>> begin

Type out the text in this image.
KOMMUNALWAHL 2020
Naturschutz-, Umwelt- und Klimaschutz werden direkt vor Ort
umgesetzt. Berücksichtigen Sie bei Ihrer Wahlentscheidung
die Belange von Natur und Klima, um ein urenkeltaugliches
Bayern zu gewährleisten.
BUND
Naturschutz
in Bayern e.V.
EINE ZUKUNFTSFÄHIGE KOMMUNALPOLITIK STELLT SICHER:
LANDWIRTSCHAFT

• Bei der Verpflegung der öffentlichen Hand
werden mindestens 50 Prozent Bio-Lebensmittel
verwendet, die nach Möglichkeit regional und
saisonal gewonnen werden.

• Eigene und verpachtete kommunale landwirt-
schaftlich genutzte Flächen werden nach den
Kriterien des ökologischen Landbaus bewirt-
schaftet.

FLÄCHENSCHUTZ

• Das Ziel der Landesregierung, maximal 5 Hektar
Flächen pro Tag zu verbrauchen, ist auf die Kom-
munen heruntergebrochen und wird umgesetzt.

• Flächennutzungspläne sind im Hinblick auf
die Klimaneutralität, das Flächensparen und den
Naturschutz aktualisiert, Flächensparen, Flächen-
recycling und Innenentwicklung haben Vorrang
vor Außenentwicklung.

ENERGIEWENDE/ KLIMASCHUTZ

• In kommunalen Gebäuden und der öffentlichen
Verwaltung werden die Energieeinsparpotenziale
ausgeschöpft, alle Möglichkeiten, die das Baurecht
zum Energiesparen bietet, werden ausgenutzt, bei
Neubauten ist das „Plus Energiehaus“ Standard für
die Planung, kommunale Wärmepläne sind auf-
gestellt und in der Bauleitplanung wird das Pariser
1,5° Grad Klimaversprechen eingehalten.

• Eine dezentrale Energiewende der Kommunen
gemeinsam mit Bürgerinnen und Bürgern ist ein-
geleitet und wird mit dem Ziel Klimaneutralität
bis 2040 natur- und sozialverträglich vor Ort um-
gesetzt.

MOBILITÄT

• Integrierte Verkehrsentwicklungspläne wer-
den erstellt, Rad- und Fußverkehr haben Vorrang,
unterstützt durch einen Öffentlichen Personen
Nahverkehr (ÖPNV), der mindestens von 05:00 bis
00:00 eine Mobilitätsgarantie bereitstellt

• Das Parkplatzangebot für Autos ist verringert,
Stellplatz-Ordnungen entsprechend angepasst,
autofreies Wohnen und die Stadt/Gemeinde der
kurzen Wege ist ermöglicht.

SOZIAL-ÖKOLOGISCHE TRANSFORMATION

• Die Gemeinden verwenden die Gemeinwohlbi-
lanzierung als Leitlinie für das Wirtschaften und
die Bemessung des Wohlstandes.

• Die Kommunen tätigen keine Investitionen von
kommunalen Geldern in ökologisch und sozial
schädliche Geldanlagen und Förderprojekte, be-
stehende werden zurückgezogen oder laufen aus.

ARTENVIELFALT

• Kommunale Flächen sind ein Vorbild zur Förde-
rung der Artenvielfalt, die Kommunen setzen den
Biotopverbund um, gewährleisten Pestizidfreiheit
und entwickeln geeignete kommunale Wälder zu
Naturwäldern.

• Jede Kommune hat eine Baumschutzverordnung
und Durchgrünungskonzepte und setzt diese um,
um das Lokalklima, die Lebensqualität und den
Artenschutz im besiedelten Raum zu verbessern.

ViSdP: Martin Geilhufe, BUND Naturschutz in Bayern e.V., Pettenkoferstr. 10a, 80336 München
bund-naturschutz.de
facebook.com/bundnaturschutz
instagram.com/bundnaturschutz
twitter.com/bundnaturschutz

>> end

Repeat all of the entries exactly.

Type out the text in this image.
KOMMUNALWAHL 2020
Naturschutz-, Umwelt- und Klimaschutz werden direkt vor Ort
umgesetzt. Berücksichtigen Sie bei Ihrer Wahlentscheidung
die Belange von Natur und Klima, um ein urenkeltaugliches
Bayern zu gewährleisten.
BUND
Naturschutz
in Bayern e.V.
EINE ZUKUNFTSFÄHIGE KOMMUNALPOLITIK STELLT SICHER:
LANDWIRTSCHAFT

• Bei der Verpflegung der öffentlichen Hand
werden mindestens 50 Prozent Bio-Lebensmittel
verwendet, die nach Möglichkeit regional und
saisonal gewonnen werden.

• Eigene und verpachtete kommunale landwirt-
schaftlich genutzte Flächen werden nach den
Kriterien des ökologischen Landbaus bewirt-
schaftet.

FLÄCHENSCHUTZ

• Das Ziel der Landesregierung, maximal 5 Hektar
Flächen pro Tag zu verbrauchen, ist auf die Kom-
munen heruntergebrochen und wird umgesetzt.

• Flächennutzungspläne sind im Hinblick auf
die Klimaneutralität, das Flächensparen und den
Naturschutz aktualisiert, Flächensparen, Flächen-
recycling und Innenentwicklung haben Vorrang
vor Außenentwicklung.

ENERGIEWENDE/ KLIMASCHUTZ

• In kommunalen Gebäuden und der öffentlichen
Verwaltung werden die Energieeinsparpotenziale
ausgeschöpft, alle Möglichkeiten, die das Baurecht
zum Energiesparen bietet, werden ausgenutzt, bei
Neubauten ist das „Plus Energiehaus“ Standard für
die Planung, kommunale Wärmepläne sind auf-
gestellt und in der Bauleitplanung wird das Pariser
1,5° Grad Klimaversprechen eingehalten.

• Eine dezentrale Energiewende der Kommunen
gemeinsam mit Bürgerinnen und Bürgern ist ein-
geleitet und wird mit dem Ziel Klimaneutralität
bis 2040 natur- und sozialverträglich vor Ort um-
gesetzt.

MOBILITÄT

• Integrierte Verkehrsentwicklungspläne wer-
den erstellt, Rad- und Fußverkehr haben Vorrang,
unterstützt durch einen Öffentlichen Personen
Nahverkehr (ÖPNV), der mindestens von 05:00 bis
00:00 eine Mobilitätsgarantie bereitstellt

• Das Parkplatzangebot für Autos ist verringert,
Stellplatz-Ordnungen entsprechend angepasst,
autofreies Wohnen und die Stadt/Gemeinde der
kurzen Wege ist ermöglicht.

SOZIAL-ÖKOLOGISCHE TRANSFORMATION

• Die Gemeinden verwenden die Gemeinwohlbi-
lanzierung als Leitlinie für das Wirtschaften und
die Bemessung des Wohlstandes.

• Die Kommunen tätigen keine Investitionen von
kommunalen Geldern in ökologisch und sozial
schädliche Geldanlagen und Förderprojekte, be-
stehende werden zurückgezogen oder laufen aus.

ARTENVIELFALT

• Kommunale Flächen sind ein Vorbild zur Förde-
rung der Artenvielfalt, die Kommunen setzen den
Biotopverbund um, gewährleisten Pestizidfreiheit
und entwickeln geeignete kommunale Wälder zu
Naturwäldern.

• Jede Kommune hat eine Baumschutzverordnung
und Durchgrünungskonzepte und setzt diese um,
um das Lokalklima, die Lebensqualität und den
Artenschutz im besiedelten Raum zu verbessern.

ViSdP: Martin Geilhufe, BUND Naturschutz in Bayern e.V., Pettenkoferstr. 10a, 80336 München
bund-naturschutz.de
facebook.com/bundnaturschutz
instagram.com/bundnaturschutz
twitter.com/bundnaturschutz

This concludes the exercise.